→ Records:
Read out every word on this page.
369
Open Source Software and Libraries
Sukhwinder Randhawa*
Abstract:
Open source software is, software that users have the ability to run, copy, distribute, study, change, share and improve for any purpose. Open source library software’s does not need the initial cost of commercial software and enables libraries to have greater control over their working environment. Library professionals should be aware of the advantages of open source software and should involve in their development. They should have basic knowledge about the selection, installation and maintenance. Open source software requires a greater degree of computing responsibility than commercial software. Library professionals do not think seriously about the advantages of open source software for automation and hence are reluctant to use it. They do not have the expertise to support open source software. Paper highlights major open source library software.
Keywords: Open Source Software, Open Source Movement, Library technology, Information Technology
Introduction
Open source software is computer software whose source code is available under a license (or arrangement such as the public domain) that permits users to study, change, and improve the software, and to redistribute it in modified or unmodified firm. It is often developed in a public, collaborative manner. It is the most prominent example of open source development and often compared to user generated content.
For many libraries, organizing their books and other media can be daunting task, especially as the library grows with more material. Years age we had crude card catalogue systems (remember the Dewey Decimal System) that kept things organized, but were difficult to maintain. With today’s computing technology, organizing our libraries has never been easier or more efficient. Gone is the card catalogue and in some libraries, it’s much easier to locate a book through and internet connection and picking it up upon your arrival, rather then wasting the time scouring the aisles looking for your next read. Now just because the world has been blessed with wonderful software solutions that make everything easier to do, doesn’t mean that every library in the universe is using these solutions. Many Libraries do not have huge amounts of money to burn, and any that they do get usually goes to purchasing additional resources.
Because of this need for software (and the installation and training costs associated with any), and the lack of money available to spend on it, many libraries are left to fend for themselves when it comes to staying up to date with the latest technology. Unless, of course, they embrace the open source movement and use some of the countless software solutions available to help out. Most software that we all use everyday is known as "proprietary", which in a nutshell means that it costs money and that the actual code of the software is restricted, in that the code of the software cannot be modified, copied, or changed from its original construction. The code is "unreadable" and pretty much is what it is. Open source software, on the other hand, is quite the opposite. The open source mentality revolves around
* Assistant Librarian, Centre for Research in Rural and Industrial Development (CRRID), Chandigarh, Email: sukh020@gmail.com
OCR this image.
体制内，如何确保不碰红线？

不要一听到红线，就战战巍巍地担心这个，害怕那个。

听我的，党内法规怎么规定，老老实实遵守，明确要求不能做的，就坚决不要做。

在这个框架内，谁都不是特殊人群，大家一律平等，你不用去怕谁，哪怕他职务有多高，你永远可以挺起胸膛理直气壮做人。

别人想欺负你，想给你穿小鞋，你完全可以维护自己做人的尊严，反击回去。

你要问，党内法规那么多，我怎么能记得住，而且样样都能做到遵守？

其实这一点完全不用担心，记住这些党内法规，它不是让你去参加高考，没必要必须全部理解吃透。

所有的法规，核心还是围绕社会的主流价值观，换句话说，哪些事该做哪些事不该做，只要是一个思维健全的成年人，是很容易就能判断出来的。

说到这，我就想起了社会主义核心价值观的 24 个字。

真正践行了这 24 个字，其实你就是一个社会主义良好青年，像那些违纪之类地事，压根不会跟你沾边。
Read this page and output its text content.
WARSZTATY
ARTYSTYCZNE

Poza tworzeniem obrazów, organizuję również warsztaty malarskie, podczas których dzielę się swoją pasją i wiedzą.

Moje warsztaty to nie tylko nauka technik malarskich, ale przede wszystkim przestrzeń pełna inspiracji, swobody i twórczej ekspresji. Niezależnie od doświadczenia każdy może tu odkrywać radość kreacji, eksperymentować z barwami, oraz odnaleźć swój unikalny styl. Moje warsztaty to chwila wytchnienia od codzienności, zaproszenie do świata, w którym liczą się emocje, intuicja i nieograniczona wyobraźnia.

→ Exercise objective: Reproduce every line from the entries that holds the word "page".

→ Worked solution:
Read out every word on this page.
Read this page and output its text content.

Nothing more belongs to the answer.